Some records:
>>>>
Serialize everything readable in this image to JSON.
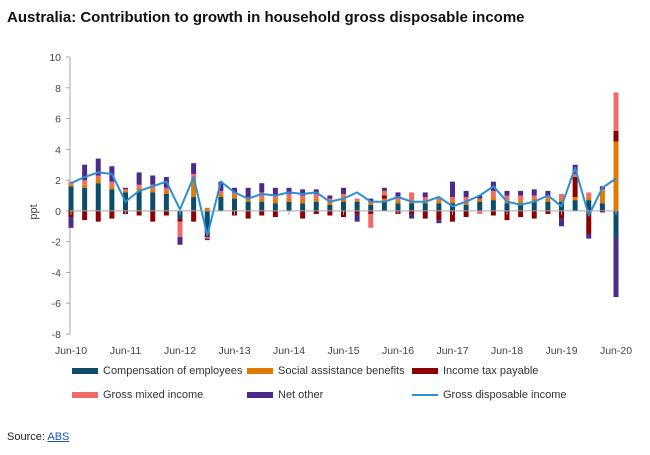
{
  "title": "Australia: Contribution to growth in household gross disposable income",
  "source": {
    "label": "Source:",
    "link_text": "ABS"
  },
  "chart_data": {
    "type": "bar",
    "stacked": true,
    "title": "Australia: Contribution to growth in household gross disposable income",
    "xlabel": "",
    "ylabel": "ppt",
    "ylim": [
      -8,
      10
    ],
    "yticks": [
      -8,
      -6,
      -4,
      -2,
      0,
      2,
      4,
      6,
      8,
      10
    ],
    "xtick_labels": [
      "Jun-10",
      "Jun-11",
      "Jun-12",
      "Jun-13",
      "Jun-14",
      "Jun-15",
      "Jun-16",
      "Jun-17",
      "Jun-18",
      "Jun-19",
      "Jun-20"
    ],
    "categories": [
      "Jun-10",
      "Sep-10",
      "Dec-10",
      "Mar-11",
      "Jun-11",
      "Sep-11",
      "Dec-11",
      "Mar-12",
      "Jun-12",
      "Sep-12",
      "Dec-12",
      "Mar-13",
      "Jun-13",
      "Sep-13",
      "Dec-13",
      "Mar-14",
      "Jun-14",
      "Sep-14",
      "Dec-14",
      "Mar-15",
      "Jun-15",
      "Sep-15",
      "Dec-15",
      "Mar-16",
      "Jun-16",
      "Sep-16",
      "Dec-16",
      "Mar-17",
      "Jun-17",
      "Sep-17",
      "Dec-17",
      "Mar-18",
      "Jun-18",
      "Sep-18",
      "Dec-18",
      "Mar-19",
      "Jun-19",
      "Sep-19",
      "Dec-19",
      "Mar-20",
      "Jun-20"
    ],
    "legend_position": "bottom",
    "grid": false,
    "series": [
      {
        "name": "Compensation of employees",
        "color": "#0d4d6b",
        "type": "bar",
        "values": [
          1.6,
          1.5,
          1.8,
          1.4,
          1.2,
          1.3,
          1.2,
          1.1,
          -0.5,
          0.9,
          -1.5,
          0.9,
          0.8,
          0.6,
          0.6,
          0.5,
          0.6,
          0.5,
          0.6,
          0.4,
          0.6,
          0.6,
          0.4,
          0.6,
          0.5,
          0.5,
          0.5,
          0.5,
          0.5,
          0.4,
          0.6,
          0.7,
          0.5,
          0.5,
          0.6,
          0.6,
          0.6,
          0.7,
          0.7,
          0.5,
          -1.7
        ]
      },
      {
        "name": "Social assistance benefits",
        "color": "#e07b00",
        "type": "bar",
        "values": [
          0.1,
          0.2,
          0.3,
          0.2,
          0.1,
          0.2,
          0.2,
          0.2,
          0.0,
          1.2,
          0.2,
          0.2,
          0.2,
          0.2,
          0.2,
          0.3,
          0.2,
          0.3,
          0.2,
          0.2,
          0.2,
          0.1,
          0.2,
          0.2,
          0.2,
          0.2,
          0.2,
          0.2,
          0.2,
          0.2,
          0.2,
          0.2,
          0.2,
          0.2,
          0.2,
          0.2,
          0.2,
          0.2,
          0.2,
          0.8,
          4.5
        ]
      },
      {
        "name": "Income tax payable",
        "color": "#8b0000",
        "type": "bar",
        "values": [
          -0.4,
          -0.6,
          -0.7,
          -0.5,
          -0.2,
          -0.3,
          -0.7,
          -0.3,
          -0.2,
          -0.7,
          -0.2,
          0.0,
          -0.3,
          -0.5,
          -0.3,
          -0.4,
          0.0,
          -0.5,
          -0.2,
          -0.3,
          -0.4,
          -0.2,
          -0.2,
          0.2,
          -0.2,
          -0.2,
          -0.5,
          -0.6,
          -0.7,
          -0.4,
          0.0,
          -0.3,
          -0.6,
          -0.4,
          -0.5,
          -0.2,
          -0.5,
          1.3,
          -1.5,
          -0.1,
          0.7
        ]
      },
      {
        "name": "Gross mixed income",
        "color": "#f26b6b",
        "type": "bar",
        "values": [
          0.2,
          0.3,
          0.2,
          0.3,
          0.1,
          0.2,
          0.3,
          0.2,
          -1.0,
          0.3,
          -0.1,
          0.2,
          0.2,
          0.1,
          0.4,
          0.2,
          0.3,
          0.2,
          0.3,
          0.2,
          0.3,
          0.1,
          -0.9,
          0.3,
          0.2,
          0.5,
          0.2,
          0.2,
          0.2,
          0.3,
          -0.2,
          0.4,
          0.3,
          0.3,
          0.2,
          0.2,
          0.3,
          0.2,
          0.3,
          0.1,
          2.5
        ]
      },
      {
        "name": "Net other",
        "color": "#4b2a8c",
        "type": "bar",
        "values": [
          -0.7,
          1.0,
          1.1,
          1.0,
          0.1,
          0.8,
          0.6,
          0.7,
          -0.5,
          0.7,
          -0.1,
          0.6,
          0.3,
          0.6,
          0.6,
          0.5,
          0.4,
          0.4,
          0.3,
          0.2,
          0.4,
          -0.5,
          0.2,
          0.2,
          0.3,
          -0.3,
          0.3,
          -0.2,
          1.0,
          0.4,
          0.2,
          0.6,
          0.3,
          0.3,
          0.4,
          0.3,
          -0.5,
          0.6,
          -0.3,
          0.2,
          -3.9
        ]
      },
      {
        "name": "Gross disposable income",
        "color": "#2b8fd6",
        "type": "line",
        "values": [
          1.8,
          2.2,
          2.5,
          2.4,
          0.6,
          1.3,
          1.6,
          1.9,
          0.1,
          2.2,
          -1.6,
          1.9,
          1.2,
          0.8,
          1.1,
          1.0,
          1.2,
          1.1,
          1.2,
          0.6,
          0.8,
          1.2,
          0.6,
          0.6,
          0.9,
          0.6,
          0.6,
          0.9,
          0.3,
          0.6,
          1.0,
          1.6,
          0.6,
          0.4,
          0.6,
          1.0,
          0.3,
          2.8,
          -0.3,
          1.5,
          2.1
        ]
      }
    ]
  },
  "colors": {
    "axis": "#a6a6a6",
    "text": "#444444",
    "link": "#1a55c8"
  }
}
<<<<
What you are asked to do >> Return all of the data exactly as written, and drop the pictures.

Output for this exercise >>
Serialize everything readable in this image to JSON.
{
  "title": "Australia: Contribution to growth in household gross disposable income",
  "source": {
    "label": "Source:",
    "link_text": "ABS"
  },
  "chart_data": {
    "type": "bar",
    "stacked": true,
    "title": "Australia: Contribution to growth in household gross disposable income",
    "xlabel": "",
    "ylabel": "ppt",
    "ylim": [
      -8,
      10
    ],
    "yticks": [
      -8,
      -6,
      -4,
      -2,
      0,
      2,
      4,
      6,
      8,
      10
    ],
    "xtick_labels": [
      "Jun-10",
      "Jun-11",
      "Jun-12",
      "Jun-13",
      "Jun-14",
      "Jun-15",
      "Jun-16",
      "Jun-17",
      "Jun-18",
      "Jun-19",
      "Jun-20"
    ],
    "categories": [
      "Jun-10",
      "Sep-10",
      "Dec-10",
      "Mar-11",
      "Jun-11",
      "Sep-11",
      "Dec-11",
      "Mar-12",
      "Jun-12",
      "Sep-12",
      "Dec-12",
      "Mar-13",
      "Jun-13",
      "Sep-13",
      "Dec-13",
      "Mar-14",
      "Jun-14",
      "Sep-14",
      "Dec-14",
      "Mar-15",
      "Jun-15",
      "Sep-15",
      "Dec-15",
      "Mar-16",
      "Jun-16",
      "Sep-16",
      "Dec-16",
      "Mar-17",
      "Jun-17",
      "Sep-17",
      "Dec-17",
      "Mar-18",
      "Jun-18",
      "Sep-18",
      "Dec-18",
      "Mar-19",
      "Jun-19",
      "Sep-19",
      "Dec-19",
      "Mar-20",
      "Jun-20"
    ],
    "legend_position": "bottom",
    "grid": false,
    "series": [
      {
        "name": "Compensation of employees",
        "color": "#0d4d6b",
        "type": "bar",
        "values": [
          1.6,
          1.5,
          1.8,
          1.4,
          1.2,
          1.3,
          1.2,
          1.1,
          -0.5,
          0.9,
          -1.5,
          0.9,
          0.8,
          0.6,
          0.6,
          0.5,
          0.6,
          0.5,
          0.6,
          0.4,
          0.6,
          0.6,
          0.4,
          0.6,
          0.5,
          0.5,
          0.5,
          0.5,
          0.5,
          0.4,
          0.6,
          0.7,
          0.5,
          0.5,
          0.6,
          0.6,
          0.6,
          0.7,
          0.7,
          0.5,
          -1.7
        ]
      },
      {
        "name": "Social assistance benefits",
        "color": "#e07b00",
        "type": "bar",
        "values": [
          0.1,
          0.2,
          0.3,
          0.2,
          0.1,
          0.2,
          0.2,
          0.2,
          0.0,
          1.2,
          0.2,
          0.2,
          0.2,
          0.2,
          0.2,
          0.3,
          0.2,
          0.3,
          0.2,
          0.2,
          0.2,
          0.1,
          0.2,
          0.2,
          0.2,
          0.2,
          0.2,
          0.2,
          0.2,
          0.2,
          0.2,
          0.2,
          0.2,
          0.2,
          0.2,
          0.2,
          0.2,
          0.2,
          0.2,
          0.8,
          4.5
        ]
      },
      {
        "name": "Income tax payable",
        "color": "#8b0000",
        "type": "bar",
        "values": [
          -0.4,
          -0.6,
          -0.7,
          -0.5,
          -0.2,
          -0.3,
          -0.7,
          -0.3,
          -0.2,
          -0.7,
          -0.2,
          0.0,
          -0.3,
          -0.5,
          -0.3,
          -0.4,
          0.0,
          -0.5,
          -0.2,
          -0.3,
          -0.4,
          -0.2,
          -0.2,
          0.2,
          -0.2,
          -0.2,
          -0.5,
          -0.6,
          -0.7,
          -0.4,
          0.0,
          -0.3,
          -0.6,
          -0.4,
          -0.5,
          -0.2,
          -0.5,
          1.3,
          -1.5,
          -0.1,
          0.7
        ]
      },
      {
        "name": "Gross mixed income",
        "color": "#f26b6b",
        "type": "bar",
        "values": [
          0.2,
          0.3,
          0.2,
          0.3,
          0.1,
          0.2,
          0.3,
          0.2,
          -1.0,
          0.3,
          -0.1,
          0.2,
          0.2,
          0.1,
          0.4,
          0.2,
          0.3,
          0.2,
          0.3,
          0.2,
          0.3,
          0.1,
          -0.9,
          0.3,
          0.2,
          0.5,
          0.2,
          0.2,
          0.2,
          0.3,
          -0.2,
          0.4,
          0.3,
          0.3,
          0.2,
          0.2,
          0.3,
          0.2,
          0.3,
          0.1,
          2.5
        ]
      },
      {
        "name": "Net other",
        "color": "#4b2a8c",
        "type": "bar",
        "values": [
          -0.7,
          1.0,
          1.1,
          1.0,
          0.1,
          0.8,
          0.6,
          0.7,
          -0.5,
          0.7,
          -0.1,
          0.6,
          0.3,
          0.6,
          0.6,
          0.5,
          0.4,
          0.4,
          0.3,
          0.2,
          0.4,
          -0.5,
          0.2,
          0.2,
          0.3,
          -0.3,
          0.3,
          -0.2,
          1.0,
          0.4,
          0.2,
          0.6,
          0.3,
          0.3,
          0.4,
          0.3,
          -0.5,
          0.6,
          -0.3,
          0.2,
          -3.9
        ]
      },
      {
        "name": "Gross disposable income",
        "color": "#2b8fd6",
        "type": "line",
        "values": [
          1.8,
          2.2,
          2.5,
          2.4,
          0.6,
          1.3,
          1.6,
          1.9,
          0.1,
          2.2,
          -1.6,
          1.9,
          1.2,
          0.8,
          1.1,
          1.0,
          1.2,
          1.1,
          1.2,
          0.6,
          0.8,
          1.2,
          0.6,
          0.6,
          0.9,
          0.6,
          0.6,
          0.9,
          0.3,
          0.6,
          1.0,
          1.6,
          0.6,
          0.4,
          0.6,
          1.0,
          0.3,
          2.8,
          -0.3,
          1.5,
          2.1
        ]
      }
    ]
  },
  "colors": {
    "axis": "#a6a6a6",
    "text": "#444444",
    "link": "#1a55c8"
  }
}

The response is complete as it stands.